[Dataset records of document pages]
***

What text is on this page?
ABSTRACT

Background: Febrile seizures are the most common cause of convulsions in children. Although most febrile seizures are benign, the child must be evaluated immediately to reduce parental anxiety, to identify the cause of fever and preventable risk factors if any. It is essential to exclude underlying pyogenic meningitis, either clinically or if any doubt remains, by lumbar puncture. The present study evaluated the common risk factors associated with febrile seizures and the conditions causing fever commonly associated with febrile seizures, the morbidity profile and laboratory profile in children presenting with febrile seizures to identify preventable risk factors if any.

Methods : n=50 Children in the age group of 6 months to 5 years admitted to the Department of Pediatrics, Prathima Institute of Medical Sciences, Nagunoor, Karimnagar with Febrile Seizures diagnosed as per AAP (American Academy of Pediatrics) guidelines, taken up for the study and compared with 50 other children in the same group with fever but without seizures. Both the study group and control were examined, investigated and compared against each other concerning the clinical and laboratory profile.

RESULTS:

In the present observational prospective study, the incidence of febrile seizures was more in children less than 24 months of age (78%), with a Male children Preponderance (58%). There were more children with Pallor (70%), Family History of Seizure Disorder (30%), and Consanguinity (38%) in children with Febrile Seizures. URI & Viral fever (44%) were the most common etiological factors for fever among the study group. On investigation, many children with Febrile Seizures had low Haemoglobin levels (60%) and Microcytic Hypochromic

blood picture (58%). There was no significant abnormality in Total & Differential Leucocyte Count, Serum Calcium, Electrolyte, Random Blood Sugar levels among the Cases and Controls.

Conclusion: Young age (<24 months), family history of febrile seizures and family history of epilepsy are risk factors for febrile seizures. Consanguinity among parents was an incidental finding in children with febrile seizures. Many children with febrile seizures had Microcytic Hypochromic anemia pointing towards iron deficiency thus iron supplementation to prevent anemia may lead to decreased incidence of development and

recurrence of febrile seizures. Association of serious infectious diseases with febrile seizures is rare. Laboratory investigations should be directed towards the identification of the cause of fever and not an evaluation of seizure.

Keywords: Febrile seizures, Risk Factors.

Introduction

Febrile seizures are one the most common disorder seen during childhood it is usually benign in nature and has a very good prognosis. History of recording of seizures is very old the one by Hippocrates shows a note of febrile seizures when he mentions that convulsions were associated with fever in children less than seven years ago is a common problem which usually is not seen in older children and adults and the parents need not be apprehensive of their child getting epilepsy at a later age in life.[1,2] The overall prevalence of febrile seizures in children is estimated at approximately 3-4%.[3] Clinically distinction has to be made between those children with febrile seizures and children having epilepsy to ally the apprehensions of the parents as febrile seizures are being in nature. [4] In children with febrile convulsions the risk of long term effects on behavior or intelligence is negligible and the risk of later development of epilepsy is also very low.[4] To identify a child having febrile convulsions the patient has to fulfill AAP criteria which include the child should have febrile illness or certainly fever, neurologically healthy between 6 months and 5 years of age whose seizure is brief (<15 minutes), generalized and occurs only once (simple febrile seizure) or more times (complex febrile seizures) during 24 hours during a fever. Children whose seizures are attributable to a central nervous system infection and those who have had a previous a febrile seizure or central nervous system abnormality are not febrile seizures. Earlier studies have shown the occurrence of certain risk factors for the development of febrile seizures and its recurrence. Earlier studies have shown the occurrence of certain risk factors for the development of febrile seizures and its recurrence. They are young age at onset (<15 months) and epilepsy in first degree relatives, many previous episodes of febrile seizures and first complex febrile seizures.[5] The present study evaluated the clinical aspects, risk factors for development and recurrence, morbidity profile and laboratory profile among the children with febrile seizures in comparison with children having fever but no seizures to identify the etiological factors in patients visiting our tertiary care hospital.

***

Look through the data above for the word "group". Report each line where it occurs.

=== Task response ===
Methods : n=50 Children in the age group of 6 months to 5 years admitted to the Department of Pediatrics, Prathima Institute of Medical Sciences, Nagunoor, Karimnagar with Febrile Seizures diagnosed as per AAP (American Academy of Pediatrics) guidelines, taken up for the study and compared with 50 other children in the same group with fever but without seizures. Both the study group and control were examined, investigated and compared against each other concerning the clinical and laboratory profile.
In the present observational prospective study, the incidence of febrile seizures was more in children less than 24 months of age (78%), with a Male children Preponderance (58%). There were more children with Pallor (70%), Family History of Seizure Disorder (30%), and Consanguinity (38%) in children with Febrile Seizures. URI & Viral fever (44%) were the most common etiological factors for fever among the study group. On investigation, many children with Febrile Seizures had low Haemoglobin levels (60%) and Microcytic Hypochromic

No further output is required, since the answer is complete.